[Structured figure records]
- - -

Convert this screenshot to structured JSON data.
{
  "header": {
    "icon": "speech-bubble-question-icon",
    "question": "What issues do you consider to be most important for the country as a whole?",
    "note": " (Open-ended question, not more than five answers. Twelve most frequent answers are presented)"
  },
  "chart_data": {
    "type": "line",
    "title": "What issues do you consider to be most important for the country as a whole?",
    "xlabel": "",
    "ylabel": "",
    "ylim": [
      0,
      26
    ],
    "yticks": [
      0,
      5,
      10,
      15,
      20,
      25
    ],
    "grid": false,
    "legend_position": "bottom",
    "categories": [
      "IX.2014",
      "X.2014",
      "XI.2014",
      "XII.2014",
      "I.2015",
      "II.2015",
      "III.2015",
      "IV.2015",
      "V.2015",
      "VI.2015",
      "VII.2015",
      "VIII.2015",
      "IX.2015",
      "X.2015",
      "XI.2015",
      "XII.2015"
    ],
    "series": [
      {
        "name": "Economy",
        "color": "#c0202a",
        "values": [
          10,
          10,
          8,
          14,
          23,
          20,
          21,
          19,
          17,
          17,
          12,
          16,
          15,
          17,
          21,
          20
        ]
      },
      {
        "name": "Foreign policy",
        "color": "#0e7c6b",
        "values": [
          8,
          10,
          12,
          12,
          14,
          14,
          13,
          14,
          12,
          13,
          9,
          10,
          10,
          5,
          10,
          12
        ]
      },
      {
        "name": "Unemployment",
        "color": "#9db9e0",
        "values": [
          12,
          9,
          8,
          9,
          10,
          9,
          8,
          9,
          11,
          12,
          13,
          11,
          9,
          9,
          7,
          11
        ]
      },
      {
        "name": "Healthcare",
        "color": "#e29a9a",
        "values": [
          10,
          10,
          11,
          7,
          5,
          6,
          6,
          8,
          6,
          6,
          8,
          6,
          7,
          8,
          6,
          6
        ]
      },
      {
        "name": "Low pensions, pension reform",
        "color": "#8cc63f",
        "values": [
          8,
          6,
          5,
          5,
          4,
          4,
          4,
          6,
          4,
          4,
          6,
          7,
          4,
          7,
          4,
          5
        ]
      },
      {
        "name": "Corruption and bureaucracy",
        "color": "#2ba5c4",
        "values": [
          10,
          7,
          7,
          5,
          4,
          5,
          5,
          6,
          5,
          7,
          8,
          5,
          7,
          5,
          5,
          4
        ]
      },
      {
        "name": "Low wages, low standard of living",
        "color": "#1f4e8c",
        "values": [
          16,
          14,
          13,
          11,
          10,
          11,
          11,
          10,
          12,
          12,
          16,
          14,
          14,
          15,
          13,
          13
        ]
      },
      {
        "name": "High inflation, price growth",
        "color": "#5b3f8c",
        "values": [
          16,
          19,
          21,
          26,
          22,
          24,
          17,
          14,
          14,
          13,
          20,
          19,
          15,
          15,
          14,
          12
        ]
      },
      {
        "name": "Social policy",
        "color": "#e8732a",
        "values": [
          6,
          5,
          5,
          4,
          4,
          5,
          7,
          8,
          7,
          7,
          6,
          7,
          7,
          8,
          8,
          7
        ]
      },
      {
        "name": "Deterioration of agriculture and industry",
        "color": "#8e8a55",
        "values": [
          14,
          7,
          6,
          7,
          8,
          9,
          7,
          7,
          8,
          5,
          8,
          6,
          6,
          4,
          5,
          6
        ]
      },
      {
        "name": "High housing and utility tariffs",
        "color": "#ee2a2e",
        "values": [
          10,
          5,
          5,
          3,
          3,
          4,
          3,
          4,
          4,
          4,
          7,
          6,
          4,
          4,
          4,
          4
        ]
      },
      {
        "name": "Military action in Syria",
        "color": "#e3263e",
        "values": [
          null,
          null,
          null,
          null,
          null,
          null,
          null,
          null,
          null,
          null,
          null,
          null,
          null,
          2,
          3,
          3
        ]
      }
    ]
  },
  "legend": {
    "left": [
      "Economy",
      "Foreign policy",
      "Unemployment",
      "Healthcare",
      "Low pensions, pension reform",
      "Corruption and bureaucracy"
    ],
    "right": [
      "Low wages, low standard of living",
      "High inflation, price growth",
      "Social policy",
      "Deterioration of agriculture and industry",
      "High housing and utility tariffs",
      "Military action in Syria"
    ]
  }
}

- - -

## Direction
Exactly as shown, repeat every record.

## Exercise solution
Convert this screenshot to structured JSON data.
{
  "header": {
    "icon": "speech-bubble-question-icon",
    "question": "What issues do you consider to be most important for the country as a whole?",
    "note": " (Open-ended question, not more than five answers. Twelve most frequent answers are presented)"
  },
  "chart_data": {
    "type": "line",
    "title": "What issues do you consider to be most important for the country as a whole?",
    "xlabel": "",
    "ylabel": "",
    "ylim": [
      0,
      26
    ],
    "yticks": [
      0,
      5,
      10,
      15,
      20,
      25
    ],
    "grid": false,
    "legend_position": "bottom",
    "categories": [
      "IX.2014",
      "X.2014",
      "XI.2014",
      "XII.2014",
      "I.2015",
      "II.2015",
      "III.2015",
      "IV.2015",
      "V.2015",
      "VI.2015",
      "VII.2015",
      "VIII.2015",
      "IX.2015",
      "X.2015",
      "XI.2015",
      "XII.2015"
    ],
    "series": [
      {
        "name": "Economy",
        "color": "#c0202a",
        "values": [
          10,
          10,
          8,
          14,
          23,
          20,
          21,
          19,
          17,
          17,
          12,
          16,
          15,
          17,
          21,
          20
        ]
      },
      {
        "name": "Foreign policy",
        "color": "#0e7c6b",
        "values": [
          8,
          10,
          12,
          12,
          14,
          14,
          13,
          14,
          12,
          13,
          9,
          10,
          10,
          5,
          10,
          12
        ]
      },
      {
        "name": "Unemployment",
        "color": "#9db9e0",
        "values": [
          12,
          9,
          8,
          9,
          10,
          9,
          8,
          9,
          11,
          12,
          13,
          11,
          9,
          9,
          7,
          11
        ]
      },
      {
        "name": "Healthcare",
        "color": "#e29a9a",
        "values": [
          10,
          10,
          11,
          7,
          5,
          6,
          6,
          8,
          6,
          6,
          8,
          6,
          7,
          8,
          6,
          6
        ]
      },
      {
        "name": "Low pensions, pension reform",
        "color": "#8cc63f",
        "values": [
          8,
          6,
          5,
          5,
          4,
          4,
          4,
          6,
          4,
          4,
          6,
          7,
          4,
          7,
          4,
          5
        ]
      },
      {
        "name": "Corruption and bureaucracy",
        "color": "#2ba5c4",
        "values": [
          10,
          7,
          7,
          5,
          4,
          5,
          5,
          6,
          5,
          7,
          8,
          5,
          7,
          5,
          5,
          4
        ]
      },
      {
        "name": "Low wages, low standard of living",
        "color": "#1f4e8c",
        "values": [
          16,
          14,
          13,
          11,
          10,
          11,
          11,
          10,
          12,
          12,
          16,
          14,
          14,
          15,
          13,
          13
        ]
      },
      {
        "name": "High inflation, price growth",
        "color": "#5b3f8c",
        "values": [
          16,
          19,
          21,
          26,
          22,
          24,
          17,
          14,
          14,
          13,
          20,
          19,
          15,
          15,
          14,
          12
        ]
      },
      {
        "name": "Social policy",
        "color": "#e8732a",
        "values": [
          6,
          5,
          5,
          4,
          4,
          5,
          7,
          8,
          7,
          7,
          6,
          7,
          7,
          8,
          8,
          7
        ]
      },
      {
        "name": "Deterioration of agriculture and industry",
        "color": "#8e8a55",
        "values": [
          14,
          7,
          6,
          7,
          8,
          9,
          7,
          7,
          8,
          5,
          8,
          6,
          6,
          4,
          5,
          6
        ]
      },
      {
        "name": "High housing and utility tariffs",
        "color": "#ee2a2e",
        "values": [
          10,
          5,
          5,
          3,
          3,
          4,
          3,
          4,
          4,
          4,
          7,
          6,
          4,
          4,
          4,
          4
        ]
      },
      {
        "name": "Military action in Syria",
        "color": "#e3263e",
        "values": [
          null,
          null,
          null,
          null,
          null,
          null,
          null,
          null,
          null,
          null,
          null,
          null,
          null,
          2,
          3,
          3
        ]
      }
    ]
  },
  "legend": {
    "left": [
      "Economy",
      "Foreign policy",
      "Unemployment",
      "Healthcare",
      "Low pensions, pension reform",
      "Corruption and bureaucracy"
    ],
    "right": [
      "Low wages, low standard of living",
      "High inflation, price growth",
      "Social policy",
      "Deterioration of agriculture and industry",
      "High housing and utility tariffs",
      "Military action in Syria"
    ]
  }
}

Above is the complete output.